> GIVEN TASK:
Copy out verbatim the lines of data running from the first line of the data through the line containing "y-right-tick-label: 20 [900, 61, 920, 81]", including both of these lines.

> RECORD EXTRACTS:
+--
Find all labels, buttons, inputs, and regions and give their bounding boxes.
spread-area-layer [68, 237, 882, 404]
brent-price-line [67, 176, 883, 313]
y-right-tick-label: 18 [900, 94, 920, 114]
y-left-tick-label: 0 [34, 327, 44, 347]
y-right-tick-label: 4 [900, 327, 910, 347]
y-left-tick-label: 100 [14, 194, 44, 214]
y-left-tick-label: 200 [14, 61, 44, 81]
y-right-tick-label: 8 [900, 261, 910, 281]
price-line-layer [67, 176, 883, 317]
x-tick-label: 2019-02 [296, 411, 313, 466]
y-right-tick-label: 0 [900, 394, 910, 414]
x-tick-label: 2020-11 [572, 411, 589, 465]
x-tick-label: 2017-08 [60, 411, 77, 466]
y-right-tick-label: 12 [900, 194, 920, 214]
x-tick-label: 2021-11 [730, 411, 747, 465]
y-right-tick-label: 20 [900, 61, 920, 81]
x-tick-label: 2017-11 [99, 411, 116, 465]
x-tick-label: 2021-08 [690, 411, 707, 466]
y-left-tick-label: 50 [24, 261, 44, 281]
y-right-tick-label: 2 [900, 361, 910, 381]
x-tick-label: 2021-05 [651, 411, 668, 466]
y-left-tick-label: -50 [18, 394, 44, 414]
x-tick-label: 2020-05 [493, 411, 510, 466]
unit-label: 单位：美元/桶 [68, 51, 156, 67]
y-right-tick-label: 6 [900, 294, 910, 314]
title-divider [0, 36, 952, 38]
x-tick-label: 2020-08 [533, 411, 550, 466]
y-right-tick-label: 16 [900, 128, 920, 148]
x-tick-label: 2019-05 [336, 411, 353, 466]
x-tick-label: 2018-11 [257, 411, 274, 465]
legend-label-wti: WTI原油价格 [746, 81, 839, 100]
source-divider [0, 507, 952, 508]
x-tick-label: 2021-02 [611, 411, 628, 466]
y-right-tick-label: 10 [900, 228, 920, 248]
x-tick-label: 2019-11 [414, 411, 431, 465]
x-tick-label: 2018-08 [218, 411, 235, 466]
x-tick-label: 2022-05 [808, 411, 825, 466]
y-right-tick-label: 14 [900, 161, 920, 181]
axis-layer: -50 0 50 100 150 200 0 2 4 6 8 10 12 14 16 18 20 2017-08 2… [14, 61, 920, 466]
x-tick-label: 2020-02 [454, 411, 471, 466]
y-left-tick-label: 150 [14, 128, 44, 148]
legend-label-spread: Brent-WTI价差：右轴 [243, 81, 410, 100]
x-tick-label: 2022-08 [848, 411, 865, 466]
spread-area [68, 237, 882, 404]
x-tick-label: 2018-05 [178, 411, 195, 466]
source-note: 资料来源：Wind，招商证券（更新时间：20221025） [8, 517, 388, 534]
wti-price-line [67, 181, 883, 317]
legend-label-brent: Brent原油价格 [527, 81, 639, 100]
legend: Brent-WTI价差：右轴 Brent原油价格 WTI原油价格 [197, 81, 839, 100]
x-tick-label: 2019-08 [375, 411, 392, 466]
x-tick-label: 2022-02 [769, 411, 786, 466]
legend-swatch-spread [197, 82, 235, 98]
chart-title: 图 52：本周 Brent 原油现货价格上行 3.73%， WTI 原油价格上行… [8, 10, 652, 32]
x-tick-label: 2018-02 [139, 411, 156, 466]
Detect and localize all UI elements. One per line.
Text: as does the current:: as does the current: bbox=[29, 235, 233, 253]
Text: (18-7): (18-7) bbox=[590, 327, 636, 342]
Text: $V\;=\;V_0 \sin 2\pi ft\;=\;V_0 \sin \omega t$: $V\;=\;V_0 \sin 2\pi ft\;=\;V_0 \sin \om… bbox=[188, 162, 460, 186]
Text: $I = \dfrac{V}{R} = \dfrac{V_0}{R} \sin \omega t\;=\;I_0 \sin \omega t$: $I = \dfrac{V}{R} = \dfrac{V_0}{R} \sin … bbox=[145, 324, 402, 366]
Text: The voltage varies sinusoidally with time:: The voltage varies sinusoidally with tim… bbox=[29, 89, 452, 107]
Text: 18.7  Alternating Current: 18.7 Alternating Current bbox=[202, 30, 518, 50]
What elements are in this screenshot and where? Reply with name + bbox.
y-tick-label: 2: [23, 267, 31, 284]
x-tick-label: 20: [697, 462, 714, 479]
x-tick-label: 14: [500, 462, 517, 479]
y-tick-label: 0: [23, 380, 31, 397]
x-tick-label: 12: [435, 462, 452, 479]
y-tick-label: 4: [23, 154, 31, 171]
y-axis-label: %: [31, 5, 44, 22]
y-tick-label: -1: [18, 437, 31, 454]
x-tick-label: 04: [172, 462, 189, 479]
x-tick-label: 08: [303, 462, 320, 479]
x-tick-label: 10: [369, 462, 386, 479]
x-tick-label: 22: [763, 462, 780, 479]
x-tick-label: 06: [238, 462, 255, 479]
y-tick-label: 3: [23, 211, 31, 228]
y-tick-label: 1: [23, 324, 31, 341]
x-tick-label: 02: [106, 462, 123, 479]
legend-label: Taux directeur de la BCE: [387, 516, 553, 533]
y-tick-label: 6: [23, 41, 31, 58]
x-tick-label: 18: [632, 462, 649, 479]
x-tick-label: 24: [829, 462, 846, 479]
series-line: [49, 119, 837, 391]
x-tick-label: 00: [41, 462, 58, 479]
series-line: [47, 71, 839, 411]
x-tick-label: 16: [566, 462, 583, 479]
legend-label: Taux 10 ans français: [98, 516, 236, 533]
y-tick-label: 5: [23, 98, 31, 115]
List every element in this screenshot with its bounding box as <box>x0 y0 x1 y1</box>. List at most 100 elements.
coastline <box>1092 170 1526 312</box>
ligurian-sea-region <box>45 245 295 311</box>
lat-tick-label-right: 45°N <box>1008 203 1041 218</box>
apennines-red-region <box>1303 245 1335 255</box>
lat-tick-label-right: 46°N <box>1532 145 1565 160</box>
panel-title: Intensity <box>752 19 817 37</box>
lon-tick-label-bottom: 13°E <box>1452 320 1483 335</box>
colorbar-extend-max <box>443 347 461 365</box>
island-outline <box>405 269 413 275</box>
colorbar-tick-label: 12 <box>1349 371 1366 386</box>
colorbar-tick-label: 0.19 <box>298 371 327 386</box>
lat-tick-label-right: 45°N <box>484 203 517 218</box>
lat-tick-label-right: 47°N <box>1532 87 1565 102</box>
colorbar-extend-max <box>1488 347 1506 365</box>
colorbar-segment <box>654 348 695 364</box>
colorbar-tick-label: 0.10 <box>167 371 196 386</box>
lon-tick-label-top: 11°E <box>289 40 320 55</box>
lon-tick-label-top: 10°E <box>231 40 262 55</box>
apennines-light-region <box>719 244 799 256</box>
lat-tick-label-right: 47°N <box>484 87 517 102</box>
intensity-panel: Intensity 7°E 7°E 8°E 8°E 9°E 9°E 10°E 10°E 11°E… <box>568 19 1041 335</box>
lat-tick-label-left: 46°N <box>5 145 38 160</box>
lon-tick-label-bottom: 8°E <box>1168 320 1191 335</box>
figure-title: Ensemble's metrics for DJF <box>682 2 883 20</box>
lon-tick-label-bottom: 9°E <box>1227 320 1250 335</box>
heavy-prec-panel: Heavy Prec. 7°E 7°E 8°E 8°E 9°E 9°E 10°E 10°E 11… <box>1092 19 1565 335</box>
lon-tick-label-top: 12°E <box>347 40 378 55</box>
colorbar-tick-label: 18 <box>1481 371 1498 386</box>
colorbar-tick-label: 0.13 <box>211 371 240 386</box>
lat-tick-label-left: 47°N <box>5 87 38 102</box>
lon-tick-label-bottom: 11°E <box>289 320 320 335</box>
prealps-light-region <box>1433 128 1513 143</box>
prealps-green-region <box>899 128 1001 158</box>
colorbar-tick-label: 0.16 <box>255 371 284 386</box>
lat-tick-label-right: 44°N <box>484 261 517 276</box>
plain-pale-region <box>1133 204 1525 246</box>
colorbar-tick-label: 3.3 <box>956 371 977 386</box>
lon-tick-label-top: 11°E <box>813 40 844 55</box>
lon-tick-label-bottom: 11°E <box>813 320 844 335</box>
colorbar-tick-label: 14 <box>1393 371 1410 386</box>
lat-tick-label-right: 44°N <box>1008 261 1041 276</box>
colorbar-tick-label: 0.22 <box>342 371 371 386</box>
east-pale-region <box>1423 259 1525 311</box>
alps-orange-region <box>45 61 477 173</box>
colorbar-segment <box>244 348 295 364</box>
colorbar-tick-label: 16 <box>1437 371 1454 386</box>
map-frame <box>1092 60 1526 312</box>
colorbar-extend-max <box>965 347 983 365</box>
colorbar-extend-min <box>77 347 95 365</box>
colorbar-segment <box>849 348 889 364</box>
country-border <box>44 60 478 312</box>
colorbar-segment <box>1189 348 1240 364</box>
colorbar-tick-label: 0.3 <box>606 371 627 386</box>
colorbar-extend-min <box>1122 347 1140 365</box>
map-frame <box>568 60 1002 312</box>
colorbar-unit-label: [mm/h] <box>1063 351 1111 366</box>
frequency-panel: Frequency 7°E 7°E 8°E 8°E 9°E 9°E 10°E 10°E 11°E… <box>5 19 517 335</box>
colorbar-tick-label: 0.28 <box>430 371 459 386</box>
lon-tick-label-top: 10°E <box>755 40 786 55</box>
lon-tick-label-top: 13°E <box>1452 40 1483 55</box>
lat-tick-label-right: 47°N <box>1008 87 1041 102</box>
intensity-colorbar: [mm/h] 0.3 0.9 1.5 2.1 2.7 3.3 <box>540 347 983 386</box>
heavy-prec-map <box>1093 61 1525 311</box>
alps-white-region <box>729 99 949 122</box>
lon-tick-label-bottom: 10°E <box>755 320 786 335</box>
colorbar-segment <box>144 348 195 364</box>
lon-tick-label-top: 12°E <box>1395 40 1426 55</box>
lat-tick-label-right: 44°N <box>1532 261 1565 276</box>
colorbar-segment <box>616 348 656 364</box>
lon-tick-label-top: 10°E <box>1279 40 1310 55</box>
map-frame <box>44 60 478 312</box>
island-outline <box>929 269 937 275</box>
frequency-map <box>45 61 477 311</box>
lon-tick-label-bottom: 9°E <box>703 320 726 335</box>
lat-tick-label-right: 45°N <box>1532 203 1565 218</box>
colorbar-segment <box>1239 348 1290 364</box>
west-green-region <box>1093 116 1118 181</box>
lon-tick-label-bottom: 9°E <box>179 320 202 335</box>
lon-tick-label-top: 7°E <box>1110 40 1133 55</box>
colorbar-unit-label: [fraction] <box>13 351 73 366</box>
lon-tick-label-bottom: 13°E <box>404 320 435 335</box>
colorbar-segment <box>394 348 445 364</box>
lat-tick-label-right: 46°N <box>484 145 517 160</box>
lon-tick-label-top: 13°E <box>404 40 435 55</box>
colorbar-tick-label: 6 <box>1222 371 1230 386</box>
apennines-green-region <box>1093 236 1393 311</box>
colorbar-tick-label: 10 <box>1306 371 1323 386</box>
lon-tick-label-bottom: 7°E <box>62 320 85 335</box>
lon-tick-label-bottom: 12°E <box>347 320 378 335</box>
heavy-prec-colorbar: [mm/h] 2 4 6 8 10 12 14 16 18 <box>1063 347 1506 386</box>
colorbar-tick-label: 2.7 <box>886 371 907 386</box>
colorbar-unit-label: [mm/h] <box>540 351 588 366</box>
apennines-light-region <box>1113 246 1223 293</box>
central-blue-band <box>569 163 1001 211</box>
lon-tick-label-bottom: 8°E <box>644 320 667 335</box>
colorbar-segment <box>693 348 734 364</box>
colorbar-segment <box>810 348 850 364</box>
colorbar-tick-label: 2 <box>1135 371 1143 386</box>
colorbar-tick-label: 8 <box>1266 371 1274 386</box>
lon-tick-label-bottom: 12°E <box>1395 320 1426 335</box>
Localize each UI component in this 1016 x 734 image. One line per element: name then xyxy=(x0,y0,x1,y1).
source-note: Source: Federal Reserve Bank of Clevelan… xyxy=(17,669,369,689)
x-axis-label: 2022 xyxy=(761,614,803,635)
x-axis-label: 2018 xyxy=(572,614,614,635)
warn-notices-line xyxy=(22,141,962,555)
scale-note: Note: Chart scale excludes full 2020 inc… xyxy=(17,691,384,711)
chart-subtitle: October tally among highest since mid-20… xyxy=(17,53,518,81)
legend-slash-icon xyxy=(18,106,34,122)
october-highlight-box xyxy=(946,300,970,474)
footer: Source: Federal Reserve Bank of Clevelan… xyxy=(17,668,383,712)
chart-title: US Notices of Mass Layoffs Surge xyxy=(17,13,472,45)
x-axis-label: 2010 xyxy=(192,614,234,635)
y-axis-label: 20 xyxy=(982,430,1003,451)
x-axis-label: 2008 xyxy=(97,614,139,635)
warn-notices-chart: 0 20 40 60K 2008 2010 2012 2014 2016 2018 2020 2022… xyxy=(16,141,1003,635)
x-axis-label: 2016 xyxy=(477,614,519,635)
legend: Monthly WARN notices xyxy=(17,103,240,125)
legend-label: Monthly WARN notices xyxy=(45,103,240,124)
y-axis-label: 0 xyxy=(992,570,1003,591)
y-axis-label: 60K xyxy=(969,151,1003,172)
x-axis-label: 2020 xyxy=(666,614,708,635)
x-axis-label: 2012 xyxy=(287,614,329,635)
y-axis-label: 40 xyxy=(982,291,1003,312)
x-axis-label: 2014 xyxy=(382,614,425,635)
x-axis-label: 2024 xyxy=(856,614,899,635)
+--
> SOLUTION TO THE EXERCISE:
Find all labels, buttons, inputs, and regions and give their bounding boxes.
spread-area-layer [68, 237, 882, 404]
brent-price-line [67, 176, 883, 313]
y-right-tick-label: 18 [900, 94, 920, 114]
y-left-tick-label: 0 [34, 327, 44, 347]
y-right-tick-label: 4 [900, 327, 910, 347]
y-left-tick-label: 100 [14, 194, 44, 214]
y-left-tick-label: 200 [14, 61, 44, 81]
y-right-tick-label: 8 [900, 261, 910, 281]
price-line-layer [67, 176, 883, 317]
x-tick-label: 2019-02 [296, 411, 313, 466]
y-right-tick-label: 0 [900, 394, 910, 414]
x-tick-label: 2020-11 [572, 411, 589, 465]
x-tick-label: 2017-08 [60, 411, 77, 466]
y-right-tick-label: 12 [900, 194, 920, 214]
x-tick-label: 2021-11 [730, 411, 747, 465]
y-right-tick-label: 20 [900, 61, 920, 81]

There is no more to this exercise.